[Some records]
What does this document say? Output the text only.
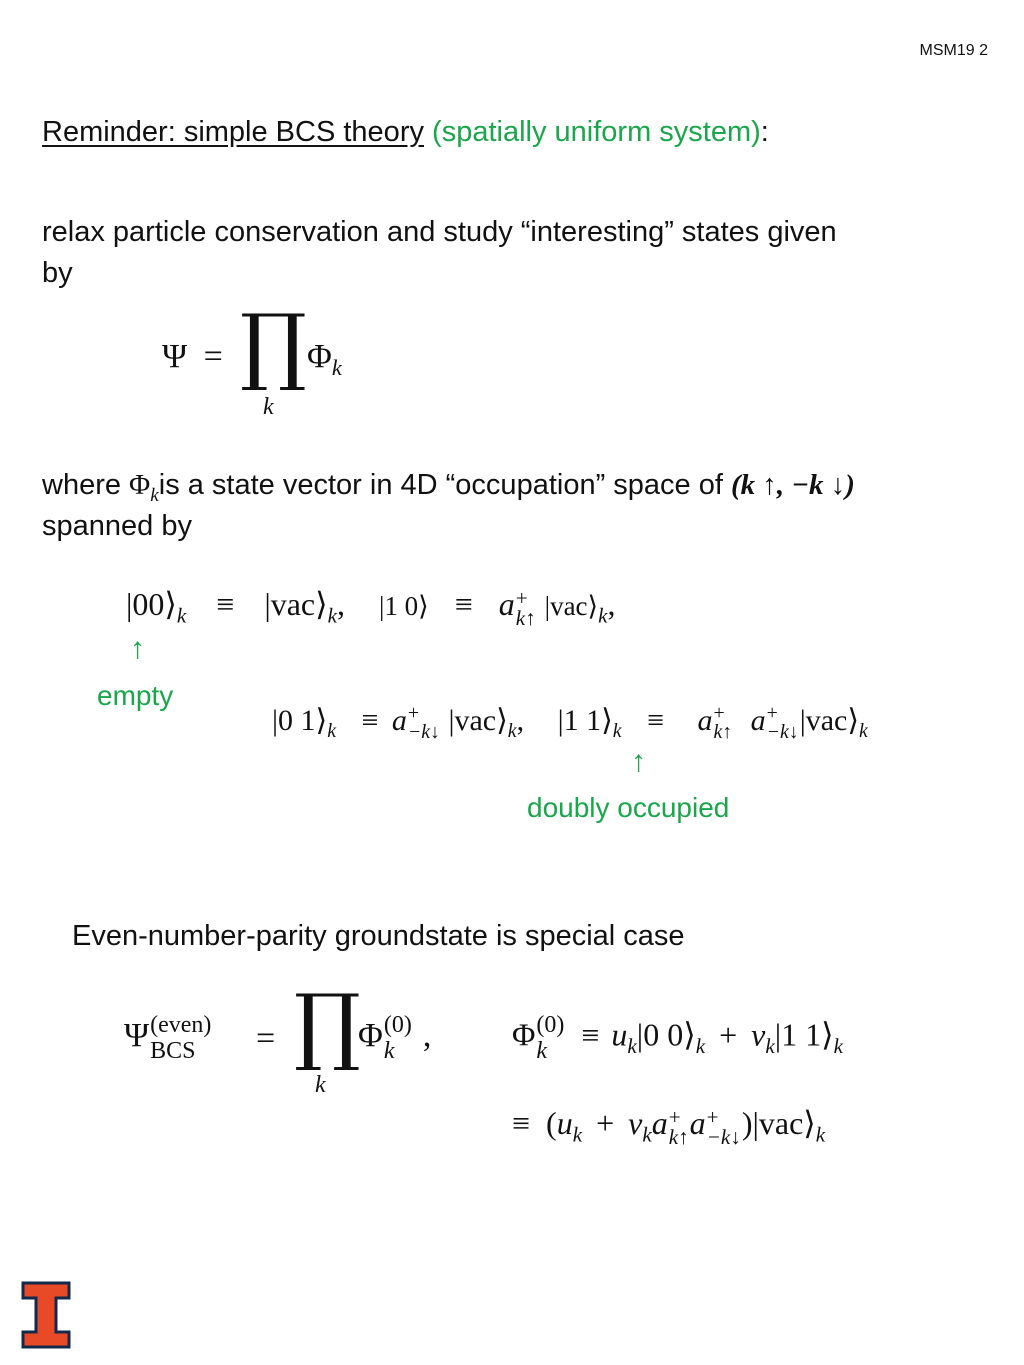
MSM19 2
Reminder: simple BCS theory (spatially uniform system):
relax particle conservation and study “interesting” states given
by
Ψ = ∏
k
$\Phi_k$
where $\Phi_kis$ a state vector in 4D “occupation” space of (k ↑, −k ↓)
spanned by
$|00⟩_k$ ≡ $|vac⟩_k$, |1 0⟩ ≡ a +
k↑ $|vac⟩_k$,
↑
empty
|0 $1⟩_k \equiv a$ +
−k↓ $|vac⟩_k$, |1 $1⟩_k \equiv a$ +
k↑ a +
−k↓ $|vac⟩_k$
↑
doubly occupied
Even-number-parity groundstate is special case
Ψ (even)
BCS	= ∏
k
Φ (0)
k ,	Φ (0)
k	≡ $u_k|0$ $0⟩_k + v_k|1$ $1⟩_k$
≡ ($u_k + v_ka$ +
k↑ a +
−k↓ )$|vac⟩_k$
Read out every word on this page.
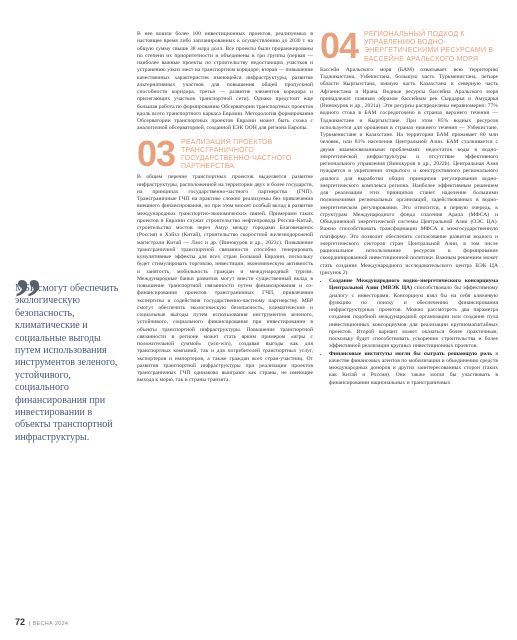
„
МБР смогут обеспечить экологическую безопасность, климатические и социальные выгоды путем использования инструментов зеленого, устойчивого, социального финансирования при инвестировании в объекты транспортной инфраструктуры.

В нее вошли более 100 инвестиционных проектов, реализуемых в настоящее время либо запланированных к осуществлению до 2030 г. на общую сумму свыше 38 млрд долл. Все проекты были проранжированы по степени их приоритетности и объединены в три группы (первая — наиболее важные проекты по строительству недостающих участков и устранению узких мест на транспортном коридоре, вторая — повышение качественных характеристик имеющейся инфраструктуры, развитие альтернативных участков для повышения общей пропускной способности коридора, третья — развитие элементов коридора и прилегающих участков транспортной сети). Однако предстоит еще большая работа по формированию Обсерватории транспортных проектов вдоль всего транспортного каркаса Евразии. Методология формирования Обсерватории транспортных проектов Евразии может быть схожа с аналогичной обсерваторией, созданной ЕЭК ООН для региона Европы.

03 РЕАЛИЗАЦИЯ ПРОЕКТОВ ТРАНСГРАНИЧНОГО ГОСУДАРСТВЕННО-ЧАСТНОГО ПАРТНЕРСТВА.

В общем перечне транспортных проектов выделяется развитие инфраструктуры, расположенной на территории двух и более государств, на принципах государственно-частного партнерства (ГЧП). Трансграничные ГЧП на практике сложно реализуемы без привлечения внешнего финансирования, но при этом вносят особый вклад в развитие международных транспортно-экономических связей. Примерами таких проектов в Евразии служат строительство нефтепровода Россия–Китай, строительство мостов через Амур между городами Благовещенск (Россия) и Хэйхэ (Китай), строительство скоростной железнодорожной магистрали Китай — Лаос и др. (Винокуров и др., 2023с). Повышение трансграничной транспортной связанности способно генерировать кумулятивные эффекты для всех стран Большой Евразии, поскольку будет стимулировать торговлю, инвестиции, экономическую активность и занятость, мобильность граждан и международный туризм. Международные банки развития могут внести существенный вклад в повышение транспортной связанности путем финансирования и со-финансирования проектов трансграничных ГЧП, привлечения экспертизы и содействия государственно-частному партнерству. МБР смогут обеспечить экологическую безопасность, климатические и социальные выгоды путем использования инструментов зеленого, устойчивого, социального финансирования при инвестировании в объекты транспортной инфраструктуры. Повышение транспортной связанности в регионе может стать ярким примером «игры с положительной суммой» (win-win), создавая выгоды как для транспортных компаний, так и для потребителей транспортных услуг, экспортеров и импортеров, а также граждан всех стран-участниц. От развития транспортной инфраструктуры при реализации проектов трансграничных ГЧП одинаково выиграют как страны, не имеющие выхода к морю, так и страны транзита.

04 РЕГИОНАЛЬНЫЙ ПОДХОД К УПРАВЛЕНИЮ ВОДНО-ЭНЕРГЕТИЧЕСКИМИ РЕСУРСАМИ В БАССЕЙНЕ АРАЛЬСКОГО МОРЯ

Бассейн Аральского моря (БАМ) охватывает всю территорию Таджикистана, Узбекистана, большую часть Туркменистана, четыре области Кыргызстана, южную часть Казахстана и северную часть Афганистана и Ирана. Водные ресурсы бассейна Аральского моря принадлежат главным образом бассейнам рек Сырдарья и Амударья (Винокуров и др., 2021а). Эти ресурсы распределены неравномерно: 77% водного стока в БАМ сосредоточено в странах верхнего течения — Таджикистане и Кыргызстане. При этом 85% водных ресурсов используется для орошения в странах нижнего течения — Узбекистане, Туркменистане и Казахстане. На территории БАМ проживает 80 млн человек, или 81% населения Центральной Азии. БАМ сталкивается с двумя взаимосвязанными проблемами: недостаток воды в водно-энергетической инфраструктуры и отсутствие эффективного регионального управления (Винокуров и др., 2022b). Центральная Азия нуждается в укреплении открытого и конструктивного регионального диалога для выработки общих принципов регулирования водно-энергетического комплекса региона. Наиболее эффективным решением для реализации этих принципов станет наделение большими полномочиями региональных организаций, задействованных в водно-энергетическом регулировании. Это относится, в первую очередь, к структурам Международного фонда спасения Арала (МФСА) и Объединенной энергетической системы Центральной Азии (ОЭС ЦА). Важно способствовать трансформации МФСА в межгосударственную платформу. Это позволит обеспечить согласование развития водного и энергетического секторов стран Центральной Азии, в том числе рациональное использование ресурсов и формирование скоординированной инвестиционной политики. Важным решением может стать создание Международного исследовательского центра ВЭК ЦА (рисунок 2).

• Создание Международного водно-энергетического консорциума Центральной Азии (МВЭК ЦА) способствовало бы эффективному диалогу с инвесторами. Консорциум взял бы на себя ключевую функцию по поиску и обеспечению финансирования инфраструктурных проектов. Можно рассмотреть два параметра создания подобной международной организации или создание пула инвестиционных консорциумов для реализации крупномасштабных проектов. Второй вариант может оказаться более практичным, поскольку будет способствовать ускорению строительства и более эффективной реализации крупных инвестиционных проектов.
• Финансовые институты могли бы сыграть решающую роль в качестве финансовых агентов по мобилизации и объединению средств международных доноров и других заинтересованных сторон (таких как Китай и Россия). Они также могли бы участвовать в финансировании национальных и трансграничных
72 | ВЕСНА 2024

---

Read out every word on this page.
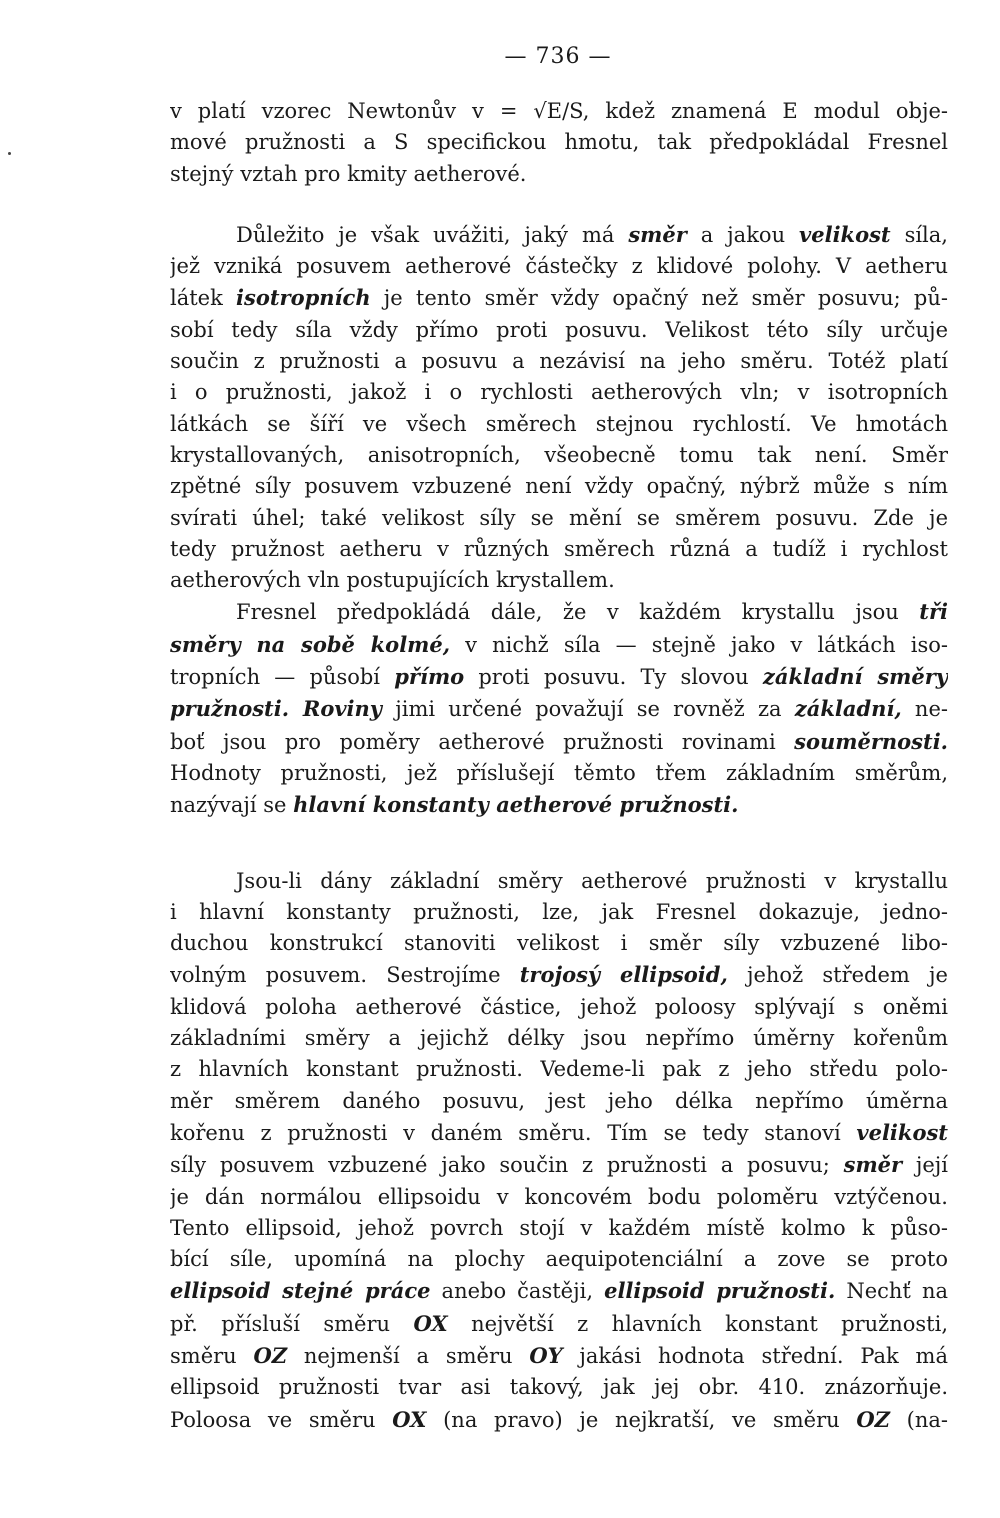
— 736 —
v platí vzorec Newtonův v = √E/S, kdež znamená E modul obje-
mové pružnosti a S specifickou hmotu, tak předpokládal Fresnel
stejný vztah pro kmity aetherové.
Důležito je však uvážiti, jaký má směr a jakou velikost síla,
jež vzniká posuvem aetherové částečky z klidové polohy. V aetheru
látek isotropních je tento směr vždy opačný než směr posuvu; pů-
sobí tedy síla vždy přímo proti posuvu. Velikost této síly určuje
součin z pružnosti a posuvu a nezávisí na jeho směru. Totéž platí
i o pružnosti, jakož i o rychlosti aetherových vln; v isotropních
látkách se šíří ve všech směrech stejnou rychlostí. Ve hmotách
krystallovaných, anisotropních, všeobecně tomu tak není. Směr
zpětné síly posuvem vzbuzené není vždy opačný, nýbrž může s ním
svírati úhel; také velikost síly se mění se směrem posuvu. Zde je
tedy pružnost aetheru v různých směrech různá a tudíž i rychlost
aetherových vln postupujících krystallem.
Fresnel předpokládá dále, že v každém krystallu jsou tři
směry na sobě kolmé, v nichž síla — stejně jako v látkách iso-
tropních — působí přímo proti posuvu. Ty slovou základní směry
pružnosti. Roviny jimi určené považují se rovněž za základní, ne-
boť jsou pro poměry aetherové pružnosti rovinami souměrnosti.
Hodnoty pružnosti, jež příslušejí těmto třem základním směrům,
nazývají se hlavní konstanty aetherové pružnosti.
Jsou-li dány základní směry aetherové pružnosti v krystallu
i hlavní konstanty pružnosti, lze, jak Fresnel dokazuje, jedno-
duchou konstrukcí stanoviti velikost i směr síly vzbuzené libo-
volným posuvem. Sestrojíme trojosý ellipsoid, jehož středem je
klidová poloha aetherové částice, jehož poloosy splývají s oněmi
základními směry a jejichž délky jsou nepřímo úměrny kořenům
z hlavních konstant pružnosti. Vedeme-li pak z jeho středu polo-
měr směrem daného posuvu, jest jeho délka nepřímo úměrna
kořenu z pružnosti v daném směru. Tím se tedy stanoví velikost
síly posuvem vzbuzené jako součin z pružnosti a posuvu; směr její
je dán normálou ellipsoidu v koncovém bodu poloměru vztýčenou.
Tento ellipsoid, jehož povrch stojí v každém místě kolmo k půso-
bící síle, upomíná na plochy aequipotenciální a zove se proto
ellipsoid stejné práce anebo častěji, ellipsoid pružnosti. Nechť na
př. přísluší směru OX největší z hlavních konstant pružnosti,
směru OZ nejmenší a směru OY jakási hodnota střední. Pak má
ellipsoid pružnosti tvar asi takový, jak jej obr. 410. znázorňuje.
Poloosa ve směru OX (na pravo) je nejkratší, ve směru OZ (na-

— WRITTEN REQUEST —
Extract each line holding the word "aetheru" from the records.

— COMPLETED EXERCISE —
jež vzniká posuvem aetherové částečky z klidové polohy. V aetheru
tedy pružnost aetheru v různých směrech různá a tudíž i rychlost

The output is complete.